» Your instructions
Without altering anything, output the material below.

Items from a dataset
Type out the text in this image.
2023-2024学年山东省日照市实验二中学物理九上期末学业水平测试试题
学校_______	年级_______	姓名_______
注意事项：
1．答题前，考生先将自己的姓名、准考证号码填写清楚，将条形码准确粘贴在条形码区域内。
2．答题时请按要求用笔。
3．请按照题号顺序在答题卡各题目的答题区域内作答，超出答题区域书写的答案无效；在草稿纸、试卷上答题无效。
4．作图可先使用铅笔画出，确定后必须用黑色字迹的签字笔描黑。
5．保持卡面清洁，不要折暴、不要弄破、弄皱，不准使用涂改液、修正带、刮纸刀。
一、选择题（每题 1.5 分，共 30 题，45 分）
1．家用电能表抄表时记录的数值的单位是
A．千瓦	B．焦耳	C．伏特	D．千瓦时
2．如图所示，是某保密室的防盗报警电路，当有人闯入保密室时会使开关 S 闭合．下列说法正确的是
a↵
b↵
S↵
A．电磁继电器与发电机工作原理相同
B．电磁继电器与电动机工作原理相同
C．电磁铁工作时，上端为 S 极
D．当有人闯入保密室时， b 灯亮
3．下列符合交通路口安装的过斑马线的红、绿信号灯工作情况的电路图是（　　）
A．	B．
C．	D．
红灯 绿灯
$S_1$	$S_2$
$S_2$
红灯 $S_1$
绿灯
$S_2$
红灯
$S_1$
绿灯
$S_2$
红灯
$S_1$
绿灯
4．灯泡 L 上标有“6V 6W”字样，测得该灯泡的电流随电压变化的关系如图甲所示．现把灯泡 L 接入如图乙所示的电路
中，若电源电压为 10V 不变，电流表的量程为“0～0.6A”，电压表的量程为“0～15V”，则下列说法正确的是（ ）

» Exercise response
Type out the text in this image.
2023-2024学年山东省日照市实验二中学物理九上期末学业水平测试试题
学校_______	年级_______	姓名_______
注意事项：
1．答题前，考生先将自己的姓名、准考证号码填写清楚，将条形码准确粘贴在条形码区域内。
2．答题时请按要求用笔。
3．请按照题号顺序在答题卡各题目的答题区域内作答，超出答题区域书写的答案无效；在草稿纸、试卷上答题无效。
4．作图可先使用铅笔画出，确定后必须用黑色字迹的签字笔描黑。
5．保持卡面清洁，不要折暴、不要弄破、弄皱，不准使用涂改液、修正带、刮纸刀。
一、选择题（每题 1.5 分，共 30 题，45 分）
1．家用电能表抄表时记录的数值的单位是
A．千瓦	B．焦耳	C．伏特	D．千瓦时
2．如图所示，是某保密室的防盗报警电路，当有人闯入保密室时会使开关 S 闭合．下列说法正确的是
a↵
b↵
S↵
A．电磁继电器与发电机工作原理相同
B．电磁继电器与电动机工作原理相同
C．电磁铁工作时，上端为 S 极
D．当有人闯入保密室时， b 灯亮
3．下列符合交通路口安装的过斑马线的红、绿信号灯工作情况的电路图是（　　）
A．	B．
C．	D．
红灯 绿灯
$S_1$	$S_2$
$S_2$
红灯 $S_1$
绿灯
$S_2$
红灯
$S_1$
绿灯
$S_2$
红灯
$S_1$
绿灯
4．灯泡 L 上标有“6V 6W”字样，测得该灯泡的电流随电压变化的关系如图甲所示．现把灯泡 L 接入如图乙所示的电路
中，若电源电压为 10V 不变，电流表的量程为“0～0.6A”，电压表的量程为“0～15V”，则下列说法正确的是（ ）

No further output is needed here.